→ Problem details
Only lines with the word "times" are needed; collect each of them from the listing below.

Records contained in a dataset
+===+
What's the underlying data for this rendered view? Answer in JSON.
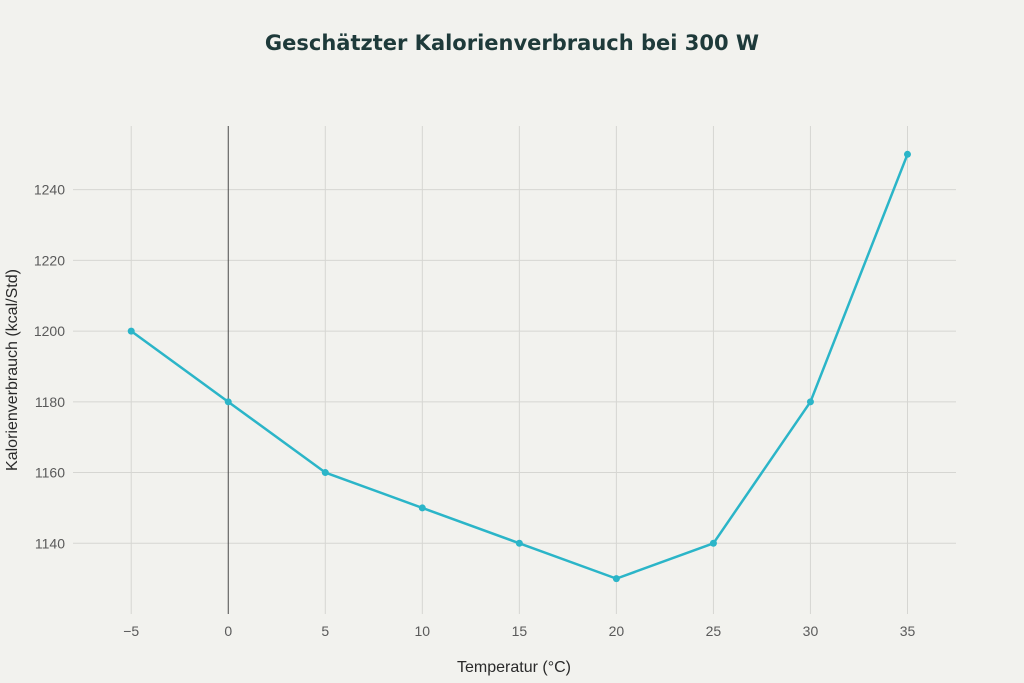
{
  "chart_data": {
    "type": "line",
    "title": "Geschätzter Kalorienverbrauch bei 300 W",
    "xlabel": "Temperatur (°C)",
    "ylabel": "Kalorienverbrauch (kcal/Std)",
    "x": [
      -5,
      0,
      5,
      10,
      15,
      20,
      25,
      30,
      35
    ],
    "series": [
      {
        "values": [
          1200,
          1180,
          1160,
          1150,
          1140,
          1130,
          1140,
          1180,
          1250
        ],
        "color": "#2bb5c8"
      }
    ],
    "x_ticks": [
      -5,
      0,
      5,
      10,
      15,
      20,
      25,
      30,
      35
    ],
    "x_tick_labels": [
      "−5",
      "0",
      "5",
      "10",
      "15",
      "20",
      "25",
      "30",
      "35"
    ],
    "y_ticks": [
      1140,
      1160,
      1180,
      1200,
      1220,
      1240
    ],
    "xlim": [
      -8,
      37.5
    ],
    "ylim": [
      1120,
      1258
    ],
    "grid": true,
    "legend": "none"
  }
}
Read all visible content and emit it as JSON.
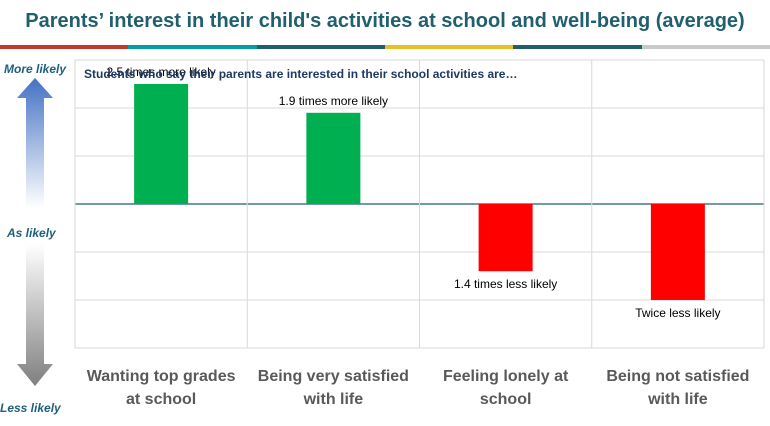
{
  "header": {
    "title": "Parents’ interest in their child's activities at school and well-being (average)",
    "rule_colors": [
      "#c0392b",
      "#00a0a0",
      "#1f5f6e",
      "#e6c229",
      "#1f5f6e",
      "#c9c9c9"
    ]
  },
  "colors": {
    "positive": "#00b050",
    "negative": "#ff0000",
    "baseline": "#1f5f6e",
    "grid": "#d9d9d9",
    "arrow_up": "#4472c4",
    "arrow_down": "#7f7f7f"
  },
  "chart_data": {
    "type": "bar",
    "title": "",
    "subtitle": "Students who say their parents are interested in their school activities are…",
    "y_axis_labels": {
      "top": "More likely",
      "middle": "As likely",
      "bottom": "Less  likely"
    },
    "categories": [
      [
        "Wanting top grades",
        "at school"
      ],
      [
        "Being very satisfied",
        "with life"
      ],
      [
        "Feeling lonely at",
        "school"
      ],
      [
        "Being not satisfied",
        "with life"
      ]
    ],
    "values": [
      2.5,
      1.9,
      -1.4,
      -2.0
    ],
    "data_labels": [
      "2.5 times more likely",
      "1.9 times more likely",
      "1.4 times less likely",
      "Twice less likely"
    ],
    "ylim": [
      -3,
      3
    ],
    "grid": true
  }
}
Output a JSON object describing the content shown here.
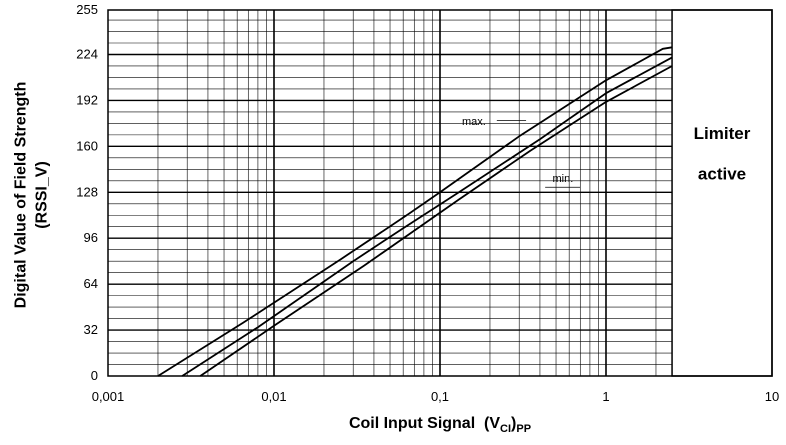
{
  "chart_data": {
    "type": "line",
    "xscale": "log",
    "xlim": [
      0.001,
      10
    ],
    "ylim": [
      0,
      255
    ],
    "xticks": [
      "0,001",
      "0,01",
      "0,1",
      "1",
      "10"
    ],
    "yticks": [
      "0",
      "32",
      "64",
      "96",
      "128",
      "160",
      "192",
      "224",
      "255"
    ],
    "ylabel_line1": "Digital Value of Field Strength",
    "ylabel_line2": "(RSSI_V)",
    "xlabel": {
      "main": "Coil Input Signal",
      "var": "(V",
      "sub_var": "CI",
      "close": ")",
      "sub_pp": "PP"
    },
    "grid": true,
    "series": [
      {
        "name": "max.",
        "x": [
          0.002,
          0.0065,
          0.025,
          0.065,
          0.1,
          0.3,
          1,
          2.2,
          2.5
        ],
        "y": [
          0,
          37,
          81,
          113,
          128,
          167,
          206,
          228,
          229
        ]
      },
      {
        "x": [
          0.0028,
          0.008,
          0.03,
          0.06,
          0.13,
          0.4,
          1,
          2.5
        ],
        "y": [
          0,
          34,
          80,
          103,
          128,
          165,
          197,
          222
        ]
      },
      {
        "name": "min.",
        "x": [
          0.0036,
          0.01,
          0.035,
          0.13,
          0.35,
          1,
          2.5
        ],
        "y": [
          0,
          35,
          77,
          123,
          157,
          191,
          216
        ]
      }
    ],
    "annotations": [
      "max.",
      "min."
    ],
    "region": {
      "label_line1": "Limiter",
      "label_line2": "active",
      "x_from": 2.5,
      "x_to": 10
    }
  }
}
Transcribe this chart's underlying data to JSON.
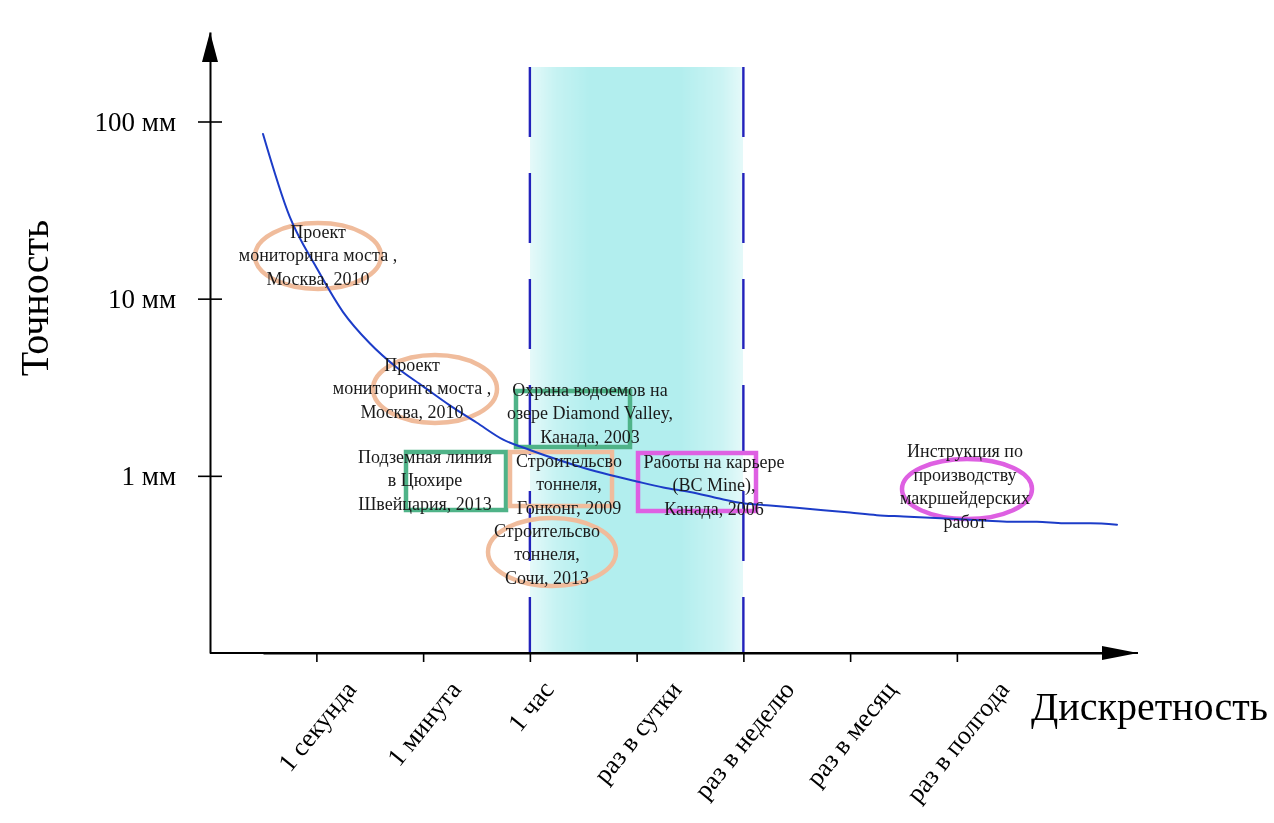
{
  "chart_data": {
    "type": "line",
    "xlabel": "Дискретность",
    "ylabel": "Точность",
    "log": "y",
    "categories": [
      null,
      null,
      "1 секунда",
      null,
      null,
      null,
      "1 минута",
      null,
      null,
      null,
      "1 час",
      null,
      null,
      null,
      "раз в сутки",
      null,
      null,
      null,
      "раз в неделю",
      null,
      null,
      null,
      "раз в месяц",
      null,
      null,
      null,
      "раз в полгода",
      null,
      null,
      null,
      null,
      null,
      null
    ],
    "ylim": [
      0.1,
      320
    ],
    "yticks": [
      {
        "value": 1,
        "label": "1 мм"
      },
      {
        "value": 10,
        "label": "10 мм"
      },
      {
        "value": 100,
        "label": "100 мм"
      }
    ],
    "series": [
      {
        "color": "#1c3cc8",
        "values": [
          85,
          29,
          15,
          8.4,
          5.6,
          4.1,
          3.2,
          2.5,
          2.0,
          1.6,
          1.4,
          1.24,
          1.11,
          1.01,
          0.93,
          0.86,
          0.81,
          0.75,
          0.7,
          0.68,
          0.66,
          0.64,
          0.62,
          0.6,
          0.59,
          0.58,
          0.57,
          0.56,
          0.55,
          0.55,
          0.54,
          0.54,
          0.53
        ]
      }
    ],
    "bands": [
      {
        "axis": "x",
        "from": "1 час",
        "to": "раз в неделю",
        "color": "#b2eeee"
      }
    ],
    "ref_lines": [
      {
        "axis": "x",
        "value": "1 час",
        "color": "#2222bb",
        "line_style": "dashed"
      },
      {
        "axis": "x",
        "value": "раз в неделю",
        "color": "#2222bb",
        "line_style": "dashed"
      }
    ],
    "annotations": [
      "Проект\nмониторинга моста ,\nМосква, 2010",
      "Проект\nмониторинга моста ,\nМосква, 2010",
      "Охрана водоемов на\nозере Diamond Valley,\nКанада, 2003",
      "Подземная линия\nв Цюхире\nШвейцария, 2013",
      "Строительсво\nтоннеля,\nГонконг, 2009",
      "Строительсво\nтоннеля,\nСочи, 2013",
      "Работы на карьере\n(BC Mine),\nКанада, 2006",
      "Инструкция по\nпроизводству\nмакршейдерских\nработ"
    ]
  }
}
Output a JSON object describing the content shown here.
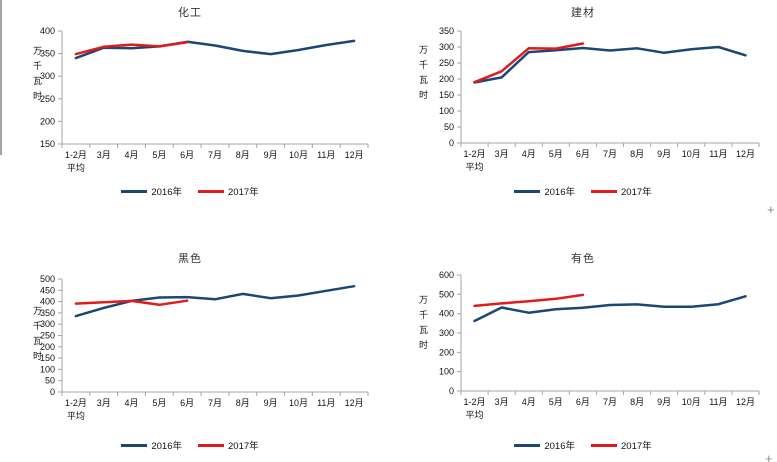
{
  "page": {
    "background_color": "#ffffff"
  },
  "cursor": {
    "glyph": "+",
    "color": "#8a8a8a"
  },
  "axis_style": {
    "line_color": "#a6a6a6",
    "label_color": "#111111"
  },
  "legend": {
    "series_2016": "2016年",
    "series_2017": "2017年"
  },
  "chart_data": [
    {
      "type": "line",
      "title": "化工",
      "ylabel": "万千瓦时",
      "categories": [
        "1-2月",
        "3月",
        "4月",
        "5月",
        "6月",
        "7月",
        "8月",
        "9月",
        "10月",
        "11月",
        "12月"
      ],
      "first_category_line2": "平均",
      "ylim": [
        150,
        400
      ],
      "ytick_step": 50,
      "grid": false,
      "legend_position": "bottom",
      "series": [
        {
          "name": "2016年",
          "color": "#1B4775",
          "values": [
            340,
            363,
            362,
            366,
            376,
            368,
            356,
            349,
            358,
            369,
            378
          ]
        },
        {
          "name": "2017年",
          "color": "#E01B1B",
          "values": [
            349,
            365,
            370,
            366,
            375
          ]
        }
      ]
    },
    {
      "type": "line",
      "title": "建材",
      "ylabel": "万千瓦时",
      "categories": [
        "1-2月",
        "3月",
        "4月",
        "5月",
        "6月",
        "7月",
        "8月",
        "9月",
        "10月",
        "11月",
        "12月"
      ],
      "first_category_line2": "平均",
      "ylim": [
        0,
        350
      ],
      "ytick_step": 50,
      "grid": false,
      "legend_position": "bottom",
      "series": [
        {
          "name": "2016年",
          "color": "#1B4775",
          "values": [
            189,
            205,
            284,
            290,
            297,
            289,
            296,
            282,
            293,
            300,
            274
          ]
        },
        {
          "name": "2017年",
          "color": "#E01B1B",
          "values": [
            190,
            224,
            296,
            295,
            311
          ]
        }
      ]
    },
    {
      "type": "line",
      "title": "黑色",
      "ylabel": "万千瓦时",
      "categories": [
        "1-2月",
        "3月",
        "4月",
        "5月",
        "6月",
        "7月",
        "8月",
        "9月",
        "10月",
        "11月",
        "12月"
      ],
      "first_category_line2": "平均",
      "ylim": [
        0,
        500
      ],
      "ytick_step": 50,
      "grid": false,
      "legend_position": "bottom",
      "series": [
        {
          "name": "2016年",
          "color": "#1B4775",
          "values": [
            336,
            372,
            403,
            418,
            420,
            410,
            434,
            415,
            427,
            448,
            468
          ]
        },
        {
          "name": "2017年",
          "color": "#E01B1B",
          "values": [
            391,
            397,
            403,
            386,
            404
          ]
        }
      ]
    },
    {
      "type": "line",
      "title": "有色",
      "ylabel": "万千瓦时",
      "categories": [
        "1-2月",
        "3月",
        "4月",
        "5月",
        "6月",
        "7月",
        "8月",
        "9月",
        "10月",
        "11月",
        "12月"
      ],
      "first_category_line2": "平均",
      "ylim": [
        0,
        600
      ],
      "ytick_step": 100,
      "grid": false,
      "legend_position": "bottom",
      "series": [
        {
          "name": "2016年",
          "color": "#1B4775",
          "values": [
            362,
            432,
            405,
            423,
            431,
            445,
            448,
            436,
            436,
            449,
            490
          ]
        },
        {
          "name": "2017年",
          "color": "#E01B1B",
          "values": [
            440,
            453,
            464,
            477,
            497
          ]
        }
      ]
    }
  ]
}
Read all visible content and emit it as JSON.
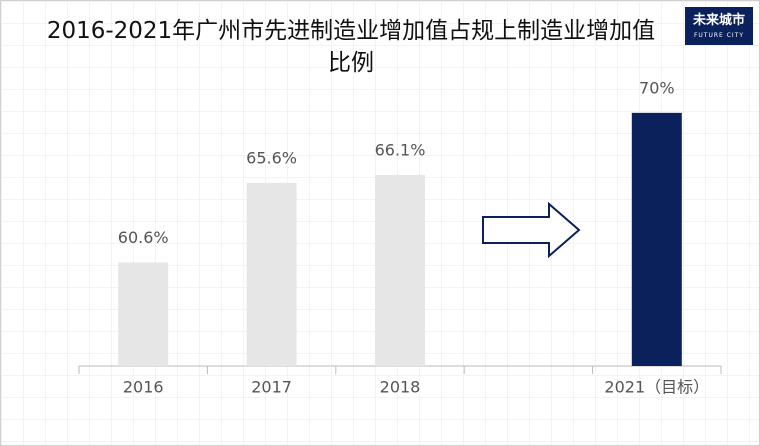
+===+
→ Answer to this problem
      "2.5 times more likely",
      "1.9 times more likely",
      "1.4 times less likely",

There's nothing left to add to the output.